Start of Data provided
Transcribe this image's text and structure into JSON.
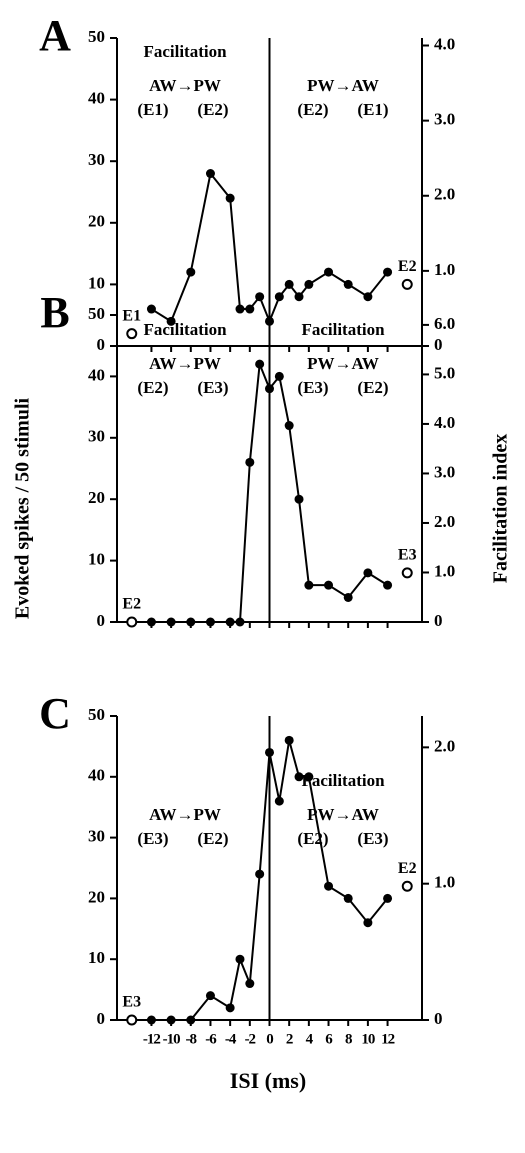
{
  "chart_data": [
    {
      "type": "line",
      "panel": "A",
      "x": [
        -12,
        -10,
        -8,
        -6,
        -4,
        -3,
        -2,
        -1,
        0,
        1,
        2,
        3,
        4,
        6,
        8,
        10,
        12
      ],
      "values": [
        6,
        4,
        12,
        28,
        24,
        6,
        6,
        8,
        4,
        8,
        10,
        8,
        10,
        12,
        10,
        8,
        12
      ],
      "color": "#000000",
      "controls": [
        {
          "label": "E1",
          "x": -14,
          "value": 2
        },
        {
          "label": "E2",
          "x": 14,
          "value": 10
        }
      ],
      "left_note": {
        "effect": "Facilitation",
        "direction": "AW→PW",
        "first": "(E1)",
        "second": "(E2)"
      },
      "right_note": {
        "direction": "PW→AW",
        "first": "(E2)",
        "second": "(E1)"
      },
      "xlim": [
        -15.5,
        15.5
      ],
      "xticks": [
        -12,
        -10,
        -8,
        -6,
        -4,
        -2,
        0,
        2,
        4,
        6,
        8,
        10,
        12
      ],
      "ylim": [
        0,
        50
      ],
      "yticks": [
        0,
        10,
        20,
        30,
        40,
        50
      ],
      "y2lim": [
        0,
        4.1
      ],
      "y2ticks": [
        0,
        {
          "value": 1,
          "label": "1.0"
        },
        {
          "value": 2,
          "label": "2.0"
        },
        {
          "value": 3,
          "label": "3.0"
        },
        {
          "value": 4,
          "label": "4.0"
        }
      ]
    },
    {
      "type": "line",
      "panel": "B",
      "x": [
        -12,
        -10,
        -8,
        -6,
        -4,
        -3,
        -2,
        -1,
        0,
        1,
        2,
        3,
        4,
        6,
        8,
        10,
        12
      ],
      "values": [
        0,
        0,
        0,
        0,
        0,
        0,
        26,
        42,
        38,
        40,
        32,
        20,
        6,
        6,
        4,
        8,
        6
      ],
      "color": "#000000",
      "controls": [
        {
          "label": "E2",
          "x": -14,
          "value": 0
        },
        {
          "label": "E3",
          "x": 14,
          "value": 8
        }
      ],
      "left_note": {
        "effect": "Facilitation",
        "direction": "AW→PW",
        "first": "(E2)",
        "second": "(E3)"
      },
      "right_note": {
        "effect": "Facilitation",
        "direction": "PW→AW",
        "first": "(E3)",
        "second": "(E2)"
      },
      "ylabel": "Evoked spikes / 50 stimuli",
      "y2label": "Facilitation index",
      "xlim": [
        -15.5,
        15.5
      ],
      "xticks": [
        -12,
        -10,
        -8,
        -6,
        -4,
        -2,
        0,
        2,
        4,
        6,
        8,
        10,
        12
      ],
      "ylim": [
        0,
        50
      ],
      "yticks": [
        0,
        10,
        20,
        30,
        40,
        50
      ],
      "y2lim": [
        0,
        6.2
      ],
      "y2ticks": [
        0,
        {
          "value": 1,
          "label": "1.0"
        },
        {
          "value": 2,
          "label": "2.0"
        },
        {
          "value": 3,
          "label": "3.0"
        },
        {
          "value": 4,
          "label": "4.0"
        },
        {
          "value": 5,
          "label": "5.0"
        },
        {
          "value": 6,
          "label": "6.0"
        }
      ]
    },
    {
      "type": "line",
      "panel": "C",
      "x": [
        -12,
        -10,
        -8,
        -6,
        -4,
        -3,
        -2,
        -1,
        0,
        1,
        2,
        3,
        4,
        6,
        8,
        10,
        12
      ],
      "values": [
        0,
        0,
        0,
        4,
        2,
        10,
        6,
        24,
        44,
        36,
        46,
        40,
        40,
        22,
        20,
        16,
        20
      ],
      "color": "#000000",
      "controls": [
        {
          "label": "E3",
          "x": -14,
          "value": 0
        },
        {
          "label": "E2",
          "x": 14,
          "value": 22
        }
      ],
      "left_note": {
        "direction": "AW→PW",
        "first": "(E3)",
        "second": "(E2)"
      },
      "right_note": {
        "effect": "Facilitation",
        "direction": "PW→AW",
        "first": "(E2)",
        "second": "(E3)"
      },
      "xlabel": "ISI (ms)",
      "xlim": [
        -15.5,
        15.5
      ],
      "xticks": [
        -12,
        -10,
        -8,
        -6,
        -4,
        -2,
        0,
        2,
        4,
        6,
        8,
        10,
        12
      ],
      "ylim": [
        0,
        50
      ],
      "yticks": [
        0,
        10,
        20,
        30,
        40,
        50
      ],
      "y2lim": [
        0,
        2.23
      ],
      "y2ticks": [
        0,
        {
          "value": 1,
          "label": "1.0"
        },
        {
          "value": 2,
          "label": "2.0"
        }
      ]
    }
  ]
}
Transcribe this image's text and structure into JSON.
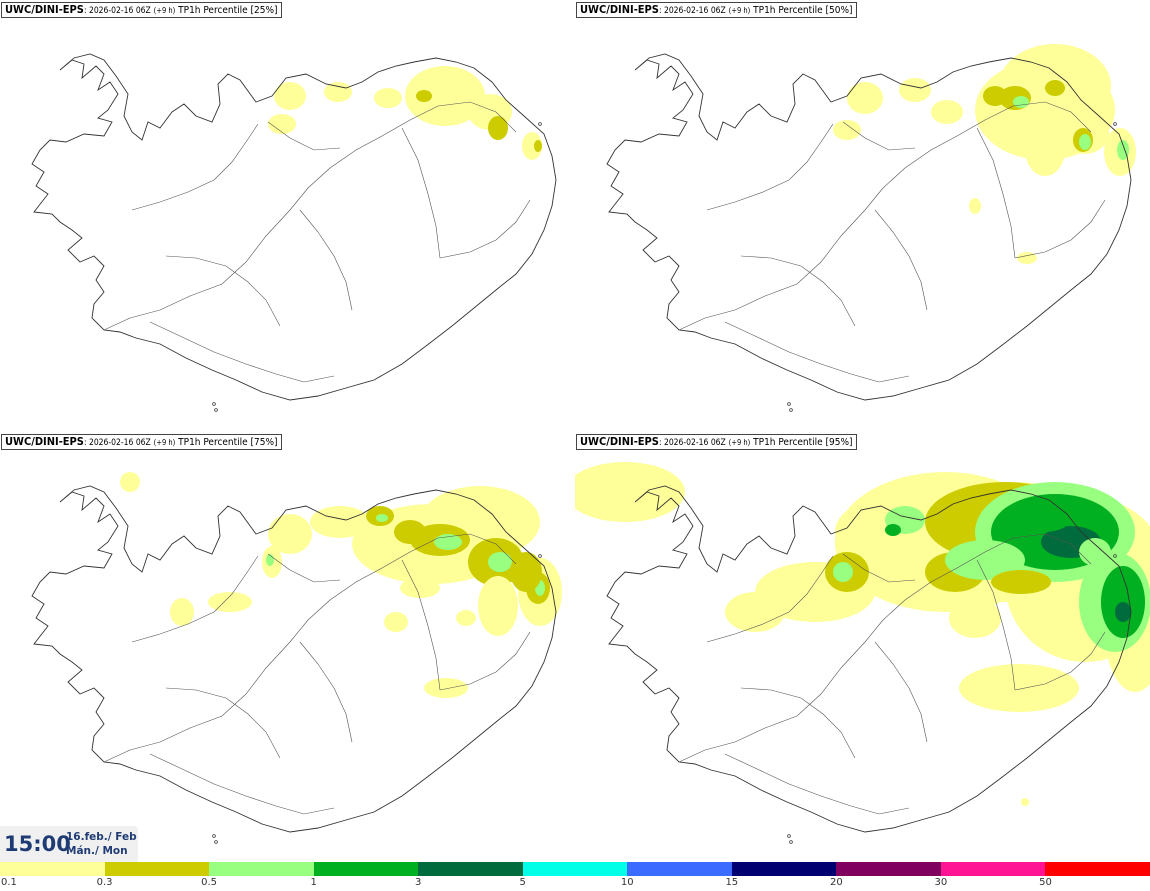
{
  "model": "UWC/DINI-EPS",
  "run": ": 2026-02-16 06Z",
  "lead": "(+9 h)",
  "variable": "TP1h Percentile",
  "panels": [
    {
      "percentile": "[25%]",
      "level": 0
    },
    {
      "percentile": "[50%]",
      "level": 1
    },
    {
      "percentile": "[75%]",
      "level": 2
    },
    {
      "percentile": "[95%]",
      "level": 3
    }
  ],
  "valid_time": "15:00",
  "date_line1": "16.feb./ Feb",
  "date_line2": "Mán./ Mon",
  "legend": {
    "colors": [
      "#ffff99",
      "#cccc00",
      "#99ff80",
      "#00b020",
      "#006b3c",
      "#00ffe6",
      "#3c6cff",
      "#000070",
      "#800060",
      "#ff1493",
      "#ff0000"
    ],
    "ticks": [
      "0.1",
      "0.3",
      "0.5",
      "1",
      "3",
      "5",
      "10",
      "15",
      "20",
      "30",
      "50"
    ]
  },
  "colors": {
    "coast": "#333333",
    "roads": "#555555",
    "time_text": "#1f3b73"
  }
}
End of Data provided
Problem description:
Please repeat the entries exactly. Do not include the pictures.

Expected answer:
Transcribe this image's text and structure into JSON.
{
  "chart_data": [
    {
      "type": "line",
      "panel": "A",
      "x": [
        -12,
        -10,
        -8,
        -6,
        -4,
        -3,
        -2,
        -1,
        0,
        1,
        2,
        3,
        4,
        6,
        8,
        10,
        12
      ],
      "values": [
        6,
        4,
        12,
        28,
        24,
        6,
        6,
        8,
        4,
        8,
        10,
        8,
        10,
        12,
        10,
        8,
        12
      ],
      "color": "#000000",
      "controls": [
        {
          "label": "E1",
          "x": -14,
          "value": 2
        },
        {
          "label": "E2",
          "x": 14,
          "value": 10
        }
      ],
      "left_note": {
        "effect": "Facilitation",
        "direction": "AW→PW",
        "first": "(E1)",
        "second": "(E2)"
      },
      "right_note": {
        "direction": "PW→AW",
        "first": "(E2)",
        "second": "(E1)"
      },
      "xlim": [
        -15.5,
        15.5
      ],
      "xticks": [
        -12,
        -10,
        -8,
        -6,
        -4,
        -2,
        0,
        2,
        4,
        6,
        8,
        10,
        12
      ],
      "ylim": [
        0,
        50
      ],
      "yticks": [
        0,
        10,
        20,
        30,
        40,
        50
      ],
      "y2lim": [
        0,
        4.1
      ],
      "y2ticks": [
        0,
        {
          "value": 1,
          "label": "1.0"
        },
        {
          "value": 2,
          "label": "2.0"
        },
        {
          "value": 3,
          "label": "3.0"
        },
        {
          "value": 4,
          "label": "4.0"
        }
      ]
    },
    {
      "type": "line",
      "panel": "B",
      "x": [
        -12,
        -10,
        -8,
        -6,
        -4,
        -3,
        -2,
        -1,
        0,
        1,
        2,
        3,
        4,
        6,
        8,
        10,
        12
      ],
      "values": [
        0,
        0,
        0,
        0,
        0,
        0,
        26,
        42,
        38,
        40,
        32,
        20,
        6,
        6,
        4,
        8,
        6
      ],
      "color": "#000000",
      "controls": [
        {
          "label": "E2",
          "x": -14,
          "value": 0
        },
        {
          "label": "E3",
          "x": 14,
          "value": 8
        }
      ],
      "left_note": {
        "effect": "Facilitation",
        "direction": "AW→PW",
        "first": "(E2)",
        "second": "(E3)"
      },
      "right_note": {
        "effect": "Facilitation",
        "direction": "PW→AW",
        "first": "(E3)",
        "second": "(E2)"
      },
      "ylabel": "Evoked spikes / 50 stimuli",
      "y2label": "Facilitation index",
      "xlim": [
        -15.5,
        15.5
      ],
      "xticks": [
        -12,
        -10,
        -8,
        -6,
        -4,
        -2,
        0,
        2,
        4,
        6,
        8,
        10,
        12
      ],
      "ylim": [
        0,
        50
      ],
      "yticks": [
        0,
        10,
        20,
        30,
        40,
        50
      ],
      "y2lim": [
        0,
        6.2
      ],
      "y2ticks": [
        0,
        {
          "value": 1,
          "label": "1.0"
        },
        {
          "value": 2,
          "label": "2.0"
        },
        {
          "value": 3,
          "label": "3.0"
        },
        {
          "value": 4,
          "label": "4.0"
        },
        {
          "value": 5,
          "label": "5.0"
        },
        {
          "value": 6,
          "label": "6.0"
        }
      ]
    },
    {
      "type": "line",
      "panel": "C",
      "x": [
        -12,
        -10,
        -8,
        -6,
        -4,
        -3,
        -2,
        -1,
        0,
        1,
        2,
        3,
        4,
        6,
        8,
        10,
        12
      ],
      "values": [
        0,
        0,
        0,
        4,
        2,
        10,
        6,
        24,
        44,
        36,
        46,
        40,
        40,
        22,
        20,
        16,
        20
      ],
      "color": "#000000",
      "controls": [
        {
          "label": "E3",
          "x": -14,
          "value": 0
        },
        {
          "label": "E2",
          "x": 14,
          "value": 22
        }
      ],
      "left_note": {
        "direction": "AW→PW",
        "first": "(E3)",
        "second": "(E2)"
      },
      "right_note": {
        "effect": "Facilitation",
        "direction": "PW→AW",
        "first": "(E2)",
        "second": "(E3)"
      },
      "xlabel": "ISI (ms)",
      "xlim": [
        -15.5,
        15.5
      ],
      "xticks": [
        -12,
        -10,
        -8,
        -6,
        -4,
        -2,
        0,
        2,
        4,
        6,
        8,
        10,
        12
      ],
      "ylim": [
        0,
        50
      ],
      "yticks": [
        0,
        10,
        20,
        30,
        40,
        50
      ],
      "y2lim": [
        0,
        2.23
      ],
      "y2ticks": [
        0,
        {
          "value": 1,
          "label": "1.0"
        },
        {
          "value": 2,
          "label": "2.0"
        }
      ]
    }
  ]
}
Transcribe this image's text and structure into JSON.
{
  "model": "UWC/DINI-EPS",
  "run": ": 2026-02-16 06Z",
  "lead": "(+9 h)",
  "variable": "TP1h Percentile",
  "panels": [
    {
      "percentile": "[25%]",
      "level": 0
    },
    {
      "percentile": "[50%]",
      "level": 1
    },
    {
      "percentile": "[75%]",
      "level": 2
    },
    {
      "percentile": "[95%]",
      "level": 3
    }
  ],
  "valid_time": "15:00",
  "date_line1": "16.feb./ Feb",
  "date_line2": "Mán./ Mon",
  "legend": {
    "colors": [
      "#ffff99",
      "#cccc00",
      "#99ff80",
      "#00b020",
      "#006b3c",
      "#00ffe6",
      "#3c6cff",
      "#000070",
      "#800060",
      "#ff1493",
      "#ff0000"
    ],
    "ticks": [
      "0.1",
      "0.3",
      "0.5",
      "1",
      "3",
      "5",
      "10",
      "15",
      "20",
      "30",
      "50"
    ]
  },
  "colors": {
    "coast": "#333333",
    "roads": "#555555",
    "time_text": "#1f3b73"
  }
}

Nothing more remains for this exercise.